--- START OF EXTRACTED DATA ---

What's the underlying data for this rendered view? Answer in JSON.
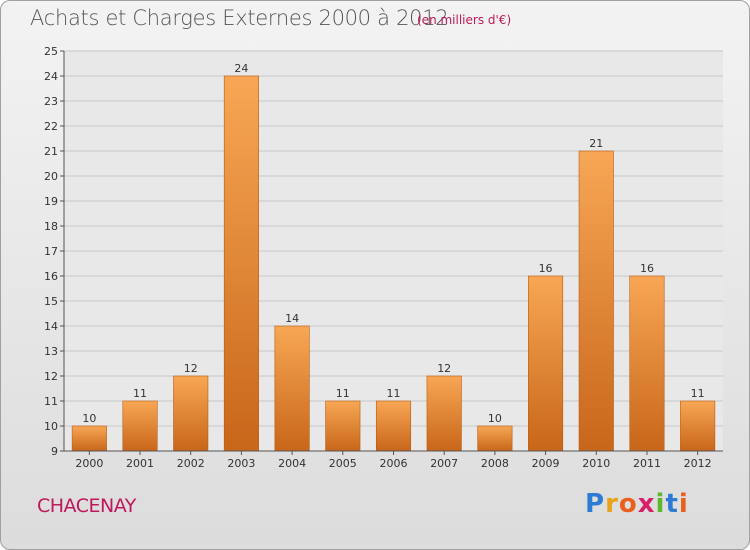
{
  "header": {
    "title": "Achats et Charges Externes 2000 à 2012",
    "unit": "(en milliers d'€)"
  },
  "commune": "CHACENAY",
  "logo": {
    "letters": [
      "P",
      "r",
      "o",
      "x",
      "i",
      "t",
      "i"
    ],
    "colors": [
      "#2e7bd6",
      "#e8a317",
      "#e8601c",
      "#d81f6a",
      "#5cb82e",
      "#2e7bd6",
      "#e8601c"
    ]
  },
  "colors": {
    "bar_top": "#f7a755",
    "bar_bottom": "#c8661a",
    "bar_border": "#b85c10",
    "grid": "#c8c8c8",
    "plot_background": "#e8e8e8"
  },
  "chart_data": {
    "type": "bar",
    "categories": [
      "2000",
      "2001",
      "2002",
      "2003",
      "2004",
      "2005",
      "2006",
      "2007",
      "2008",
      "2009",
      "2010",
      "2011",
      "2012"
    ],
    "values": [
      10,
      11,
      12,
      24,
      14,
      11,
      11,
      12,
      10,
      16,
      21,
      16,
      11
    ],
    "title": "Achats et Charges Externes 2000 à 2012",
    "xlabel": "",
    "ylabel": "",
    "ylim": [
      9,
      25
    ],
    "yticks": [
      9,
      10,
      11,
      12,
      13,
      14,
      15,
      16,
      17,
      18,
      19,
      20,
      21,
      22,
      23,
      24,
      25
    ],
    "grid": true,
    "data_labels": true
  }
}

--- END OF EXTRACTED DATA ---

▶ **AIM**: All records must be output exactly as they are, except for the pictures, which are left out.

▶ **CORRECT OUTPUT**:
What's the underlying data for this rendered view? Answer in JSON.
{
  "header": {
    "title": "Achats et Charges Externes 2000 à 2012",
    "unit": "(en milliers d'€)"
  },
  "commune": "CHACENAY",
  "logo": {
    "letters": [
      "P",
      "r",
      "o",
      "x",
      "i",
      "t",
      "i"
    ],
    "colors": [
      "#2e7bd6",
      "#e8a317",
      "#e8601c",
      "#d81f6a",
      "#5cb82e",
      "#2e7bd6",
      "#e8601c"
    ]
  },
  "colors": {
    "bar_top": "#f7a755",
    "bar_bottom": "#c8661a",
    "bar_border": "#b85c10",
    "grid": "#c8c8c8",
    "plot_background": "#e8e8e8"
  },
  "chart_data": {
    "type": "bar",
    "categories": [
      "2000",
      "2001",
      "2002",
      "2003",
      "2004",
      "2005",
      "2006",
      "2007",
      "2008",
      "2009",
      "2010",
      "2011",
      "2012"
    ],
    "values": [
      10,
      11,
      12,
      24,
      14,
      11,
      11,
      12,
      10,
      16,
      21,
      16,
      11
    ],
    "title": "Achats et Charges Externes 2000 à 2012",
    "xlabel": "",
    "ylabel": "",
    "ylim": [
      9,
      25
    ],
    "yticks": [
      9,
      10,
      11,
      12,
      13,
      14,
      15,
      16,
      17,
      18,
      19,
      20,
      21,
      22,
      23,
      24,
      25
    ],
    "grid": true,
    "data_labels": true
  }
}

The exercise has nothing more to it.